-- WHAT IS EXPECTED --
Locate the line that contains "Parse this screenshot: output" in the entries below. Retype it and all following lines through the final one, character for character.
══ INPUT FOR THIS TASK
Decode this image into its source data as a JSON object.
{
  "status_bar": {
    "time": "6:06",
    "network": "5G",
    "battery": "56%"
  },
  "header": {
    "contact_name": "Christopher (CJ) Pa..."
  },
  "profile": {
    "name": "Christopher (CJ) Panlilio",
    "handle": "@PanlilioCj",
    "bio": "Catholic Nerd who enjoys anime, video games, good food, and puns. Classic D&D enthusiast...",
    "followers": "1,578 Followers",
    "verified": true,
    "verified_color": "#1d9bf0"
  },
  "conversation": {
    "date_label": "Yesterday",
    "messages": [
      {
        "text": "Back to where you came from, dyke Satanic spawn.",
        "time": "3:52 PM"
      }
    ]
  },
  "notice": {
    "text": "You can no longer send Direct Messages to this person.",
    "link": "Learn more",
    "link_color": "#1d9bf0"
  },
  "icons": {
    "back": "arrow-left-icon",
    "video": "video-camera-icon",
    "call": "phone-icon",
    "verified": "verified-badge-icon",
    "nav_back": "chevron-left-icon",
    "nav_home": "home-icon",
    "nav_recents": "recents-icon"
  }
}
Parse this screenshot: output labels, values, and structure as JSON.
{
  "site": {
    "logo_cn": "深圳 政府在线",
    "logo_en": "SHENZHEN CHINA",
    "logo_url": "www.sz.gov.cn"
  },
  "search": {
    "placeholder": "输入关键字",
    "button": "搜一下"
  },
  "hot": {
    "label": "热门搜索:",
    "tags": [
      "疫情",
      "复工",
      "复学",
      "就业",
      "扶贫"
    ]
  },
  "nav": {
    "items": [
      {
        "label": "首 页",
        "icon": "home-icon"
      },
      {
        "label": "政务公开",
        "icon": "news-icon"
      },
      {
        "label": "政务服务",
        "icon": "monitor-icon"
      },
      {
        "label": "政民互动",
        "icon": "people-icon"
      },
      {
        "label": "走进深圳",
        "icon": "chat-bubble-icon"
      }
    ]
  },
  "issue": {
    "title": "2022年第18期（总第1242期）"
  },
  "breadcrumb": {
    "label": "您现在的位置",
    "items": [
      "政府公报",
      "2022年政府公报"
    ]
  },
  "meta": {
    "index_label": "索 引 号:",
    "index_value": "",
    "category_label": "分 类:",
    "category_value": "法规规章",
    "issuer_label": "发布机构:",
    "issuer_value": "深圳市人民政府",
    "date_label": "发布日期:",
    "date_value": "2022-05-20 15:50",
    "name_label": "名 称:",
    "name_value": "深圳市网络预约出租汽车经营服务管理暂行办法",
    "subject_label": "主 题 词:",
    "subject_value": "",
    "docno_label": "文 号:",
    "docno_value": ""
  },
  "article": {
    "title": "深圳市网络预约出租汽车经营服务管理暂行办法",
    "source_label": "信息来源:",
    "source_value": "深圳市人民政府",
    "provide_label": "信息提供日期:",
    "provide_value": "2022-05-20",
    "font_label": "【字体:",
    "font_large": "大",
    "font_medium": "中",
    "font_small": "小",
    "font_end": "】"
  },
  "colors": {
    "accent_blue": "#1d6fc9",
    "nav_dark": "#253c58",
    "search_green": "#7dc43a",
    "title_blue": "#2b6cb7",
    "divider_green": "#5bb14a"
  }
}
════
-- TASK SOLUTION --
Parse this screenshot: output labels, values, and structure as JSON.
{
  "site": {
    "logo_cn": "深圳 政府在线",
    "logo_en": "SHENZHEN CHINA",
    "logo_url": "www.sz.gov.cn"
  },
  "search": {
    "placeholder": "输入关键字",
    "button": "搜一下"
  },
  "hot": {
    "label": "热门搜索:",
    "tags": [
      "疫情",
      "复工",
      "复学",
      "就业",
      "扶贫"
    ]
  },
  "nav": {
    "items": [
      {
        "label": "首 页",
        "icon": "home-icon"
      },
      {
        "label": "政务公开",
        "icon": "news-icon"
      },
      {
        "label": "政务服务",
        "icon": "monitor-icon"
      },
      {
        "label": "政民互动",
        "icon": "people-icon"
      },
      {
        "label": "走进深圳",
        "icon": "chat-bubble-icon"
      }
    ]
  },
  "issue": {
    "title": "2022年第18期（总第1242期）"
  },
  "breadcrumb": {
    "label": "您现在的位置",
    "items": [
      "政府公报",
      "2022年政府公报"
    ]
  },
  "meta": {
    "index_label": "索 引 号:",
    "index_value": "",
    "category_label": "分 类:",
    "category_value": "法规规章",
    "issuer_label": "发布机构:",
    "issuer_value": "深圳市人民政府",
    "date_label": "发布日期:",
    "date_value": "2022-05-20 15:50",
    "name_label": "名 称:",
    "name_value": "深圳市网络预约出租汽车经营服务管理暂行办法",
    "subject_label": "主 题 词:",
    "subject_value": "",
    "docno_label": "文 号:",
    "docno_value": ""
  },
  "article": {
    "title": "深圳市网络预约出租汽车经营服务管理暂行办法",
    "source_label": "信息来源:",
    "source_value": "深圳市人民政府",
    "provide_label": "信息提供日期:",
    "provide_value": "2022-05-20",
    "font_label": "【字体:",
    "font_large": "大",
    "font_medium": "中",
    "font_small": "小",
    "font_end": "】"
  },
  "colors": {
    "accent_blue": "#1d6fc9",
    "nav_dark": "#253c58",
    "search_green": "#7dc43a",
    "title_blue": "#2b6cb7",
    "divider_green": "#5bb14a"
  }
}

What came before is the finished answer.